### PROBLEM TO SOLVE
Check every line in the records below for the word "голос" and report how many have it, nothing more.

Recorded data
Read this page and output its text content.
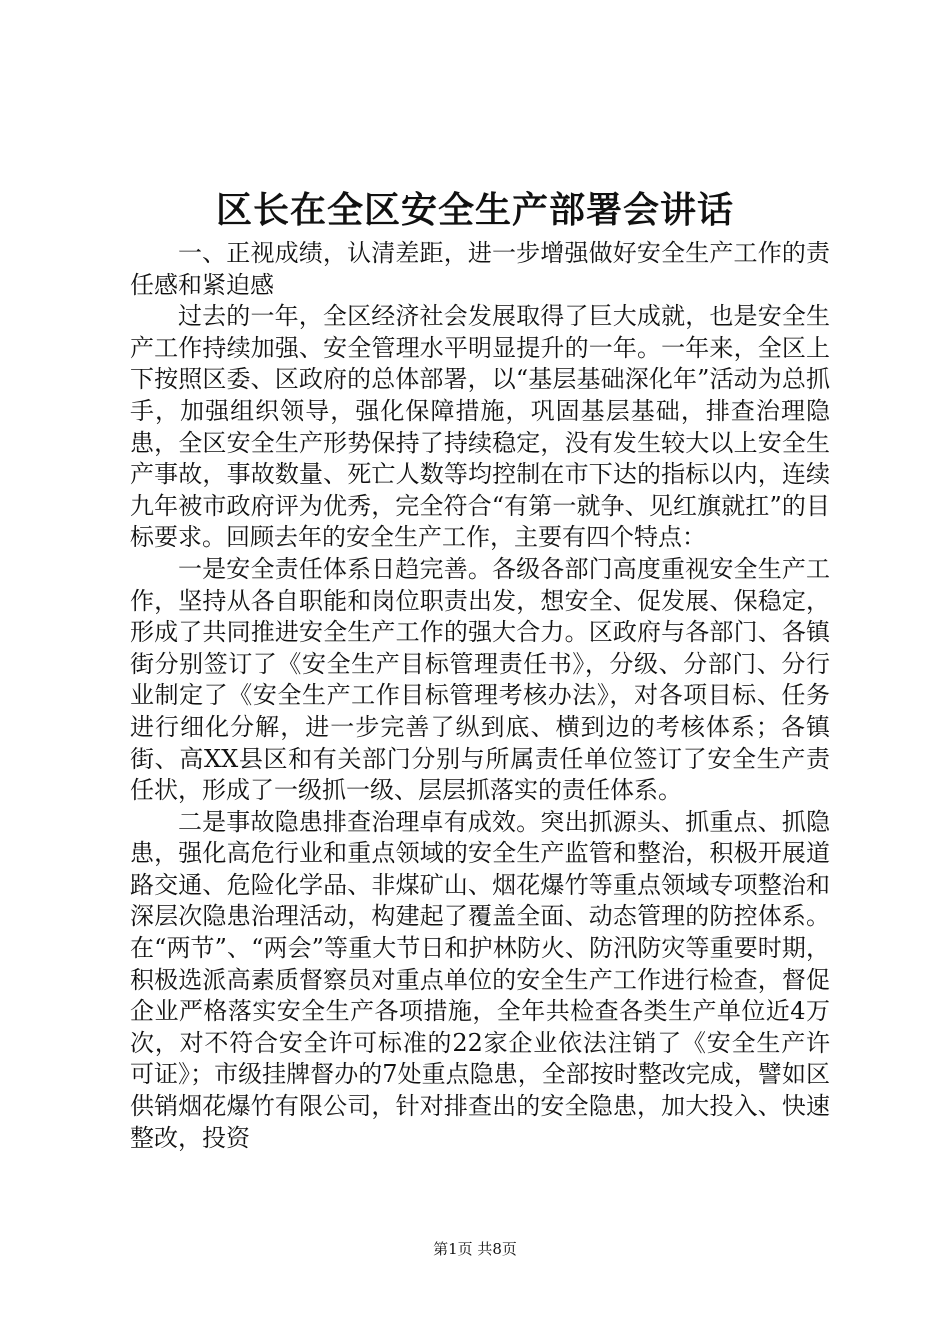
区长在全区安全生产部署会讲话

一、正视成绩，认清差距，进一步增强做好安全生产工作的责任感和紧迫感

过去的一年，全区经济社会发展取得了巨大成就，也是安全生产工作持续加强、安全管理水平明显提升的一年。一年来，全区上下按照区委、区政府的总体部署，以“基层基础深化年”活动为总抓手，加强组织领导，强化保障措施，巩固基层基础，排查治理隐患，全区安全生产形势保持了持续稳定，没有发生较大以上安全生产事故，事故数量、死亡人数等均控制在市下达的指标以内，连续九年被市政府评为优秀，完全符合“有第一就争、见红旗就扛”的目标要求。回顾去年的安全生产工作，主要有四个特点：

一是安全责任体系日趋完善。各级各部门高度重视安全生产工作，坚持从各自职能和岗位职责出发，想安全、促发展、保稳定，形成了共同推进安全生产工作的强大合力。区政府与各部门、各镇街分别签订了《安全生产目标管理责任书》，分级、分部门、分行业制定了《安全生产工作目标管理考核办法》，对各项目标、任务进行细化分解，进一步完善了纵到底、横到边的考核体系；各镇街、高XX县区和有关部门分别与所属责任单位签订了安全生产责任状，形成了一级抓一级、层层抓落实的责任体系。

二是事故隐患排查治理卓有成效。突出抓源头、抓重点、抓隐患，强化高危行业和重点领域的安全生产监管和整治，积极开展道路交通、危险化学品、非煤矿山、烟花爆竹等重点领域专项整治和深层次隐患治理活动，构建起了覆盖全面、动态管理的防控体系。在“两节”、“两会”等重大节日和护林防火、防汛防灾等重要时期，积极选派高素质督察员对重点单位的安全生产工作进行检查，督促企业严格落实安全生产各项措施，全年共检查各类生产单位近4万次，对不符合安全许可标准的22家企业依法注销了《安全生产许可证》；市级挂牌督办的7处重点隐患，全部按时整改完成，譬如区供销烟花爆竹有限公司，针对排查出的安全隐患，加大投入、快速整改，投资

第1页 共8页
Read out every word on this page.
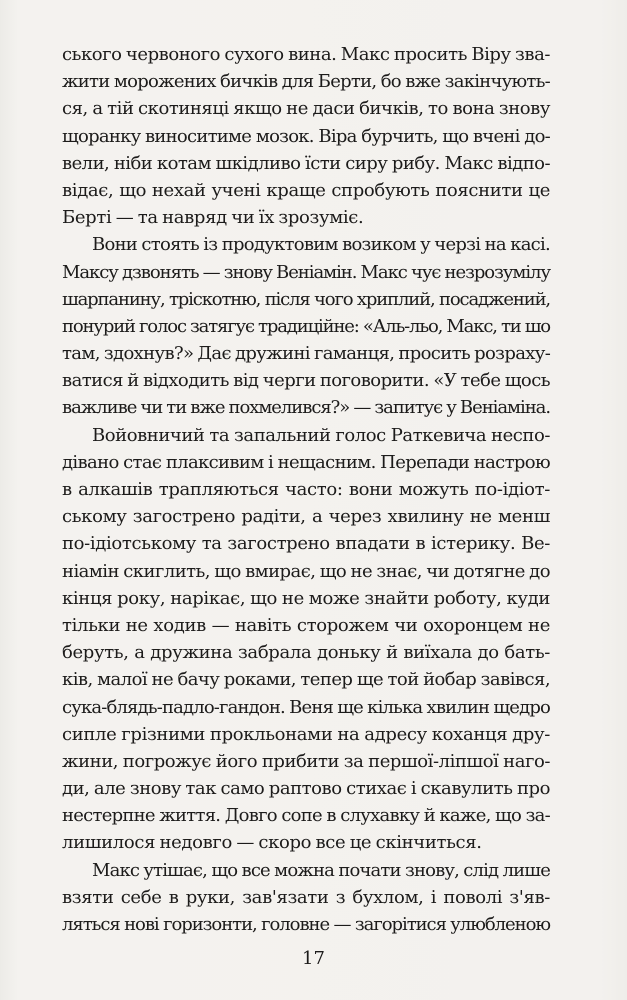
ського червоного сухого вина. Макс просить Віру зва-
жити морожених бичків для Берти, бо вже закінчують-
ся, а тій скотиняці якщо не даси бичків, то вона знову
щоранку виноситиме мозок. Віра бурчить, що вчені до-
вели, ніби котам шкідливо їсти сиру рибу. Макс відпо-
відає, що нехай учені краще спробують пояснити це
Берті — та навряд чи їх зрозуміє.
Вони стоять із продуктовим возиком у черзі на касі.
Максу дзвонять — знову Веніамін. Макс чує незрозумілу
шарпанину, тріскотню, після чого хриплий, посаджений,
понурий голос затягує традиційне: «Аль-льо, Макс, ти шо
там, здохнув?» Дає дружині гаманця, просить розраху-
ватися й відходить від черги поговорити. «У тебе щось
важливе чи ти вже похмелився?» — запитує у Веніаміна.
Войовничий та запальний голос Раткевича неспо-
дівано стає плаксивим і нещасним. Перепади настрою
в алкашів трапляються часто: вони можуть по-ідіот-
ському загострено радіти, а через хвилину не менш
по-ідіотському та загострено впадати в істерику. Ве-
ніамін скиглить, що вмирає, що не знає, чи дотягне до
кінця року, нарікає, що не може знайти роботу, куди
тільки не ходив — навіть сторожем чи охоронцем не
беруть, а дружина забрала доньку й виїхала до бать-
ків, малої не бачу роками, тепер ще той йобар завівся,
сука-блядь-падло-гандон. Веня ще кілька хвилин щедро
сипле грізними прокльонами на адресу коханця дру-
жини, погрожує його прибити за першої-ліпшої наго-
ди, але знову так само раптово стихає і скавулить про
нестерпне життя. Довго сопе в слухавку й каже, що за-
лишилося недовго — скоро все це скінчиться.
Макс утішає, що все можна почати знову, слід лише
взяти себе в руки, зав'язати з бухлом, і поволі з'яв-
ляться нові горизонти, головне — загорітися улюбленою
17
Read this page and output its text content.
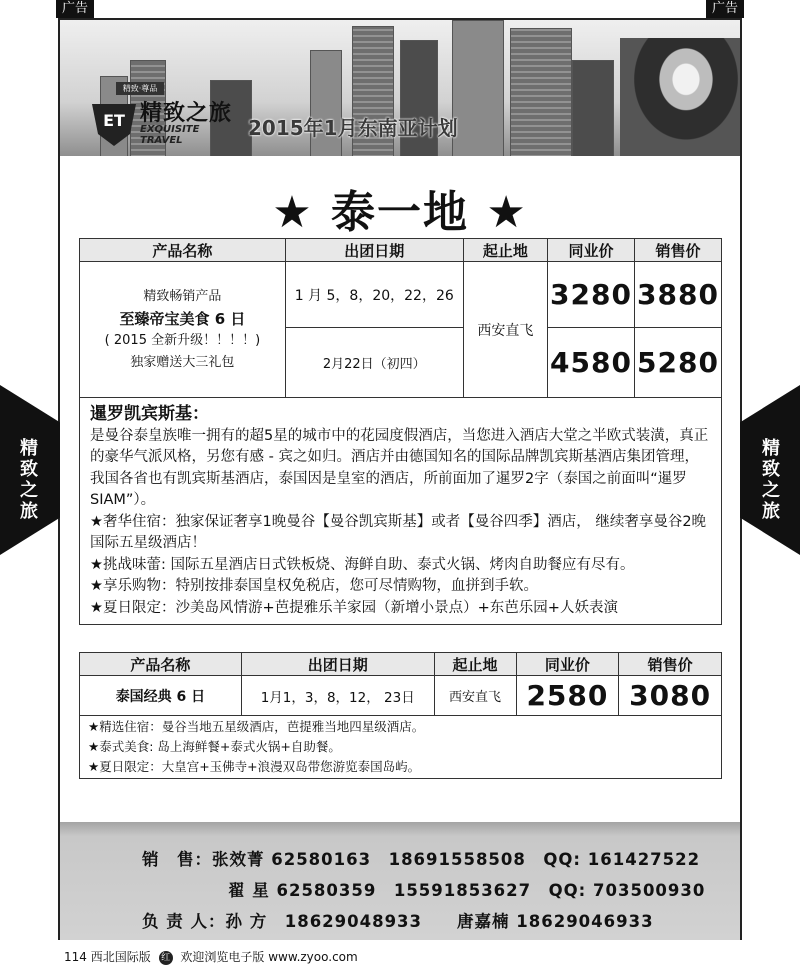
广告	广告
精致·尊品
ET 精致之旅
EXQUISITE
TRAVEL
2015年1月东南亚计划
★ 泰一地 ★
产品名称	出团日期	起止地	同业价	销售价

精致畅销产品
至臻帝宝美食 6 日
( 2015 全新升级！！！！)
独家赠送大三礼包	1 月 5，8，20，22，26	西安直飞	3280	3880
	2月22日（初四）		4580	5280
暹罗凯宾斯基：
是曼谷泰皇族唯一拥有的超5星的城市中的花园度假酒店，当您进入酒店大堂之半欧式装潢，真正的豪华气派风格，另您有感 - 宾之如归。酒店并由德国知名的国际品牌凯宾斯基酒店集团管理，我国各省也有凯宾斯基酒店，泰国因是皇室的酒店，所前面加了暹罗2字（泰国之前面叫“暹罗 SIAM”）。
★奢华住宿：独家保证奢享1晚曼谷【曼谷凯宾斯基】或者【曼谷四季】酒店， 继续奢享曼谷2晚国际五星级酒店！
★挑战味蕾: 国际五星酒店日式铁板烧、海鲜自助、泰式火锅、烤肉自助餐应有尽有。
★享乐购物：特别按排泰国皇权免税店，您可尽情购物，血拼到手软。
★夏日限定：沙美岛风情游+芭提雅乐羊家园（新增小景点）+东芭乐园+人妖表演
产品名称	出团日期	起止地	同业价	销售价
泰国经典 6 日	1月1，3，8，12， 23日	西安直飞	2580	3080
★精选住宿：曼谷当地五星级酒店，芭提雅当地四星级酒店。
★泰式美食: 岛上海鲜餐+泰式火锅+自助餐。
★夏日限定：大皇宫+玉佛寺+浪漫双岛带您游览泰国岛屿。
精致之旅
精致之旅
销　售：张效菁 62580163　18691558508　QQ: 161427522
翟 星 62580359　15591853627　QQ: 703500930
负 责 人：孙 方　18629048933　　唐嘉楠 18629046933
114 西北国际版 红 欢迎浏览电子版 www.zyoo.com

### RESPONSE FOR THIS EXERCISE
2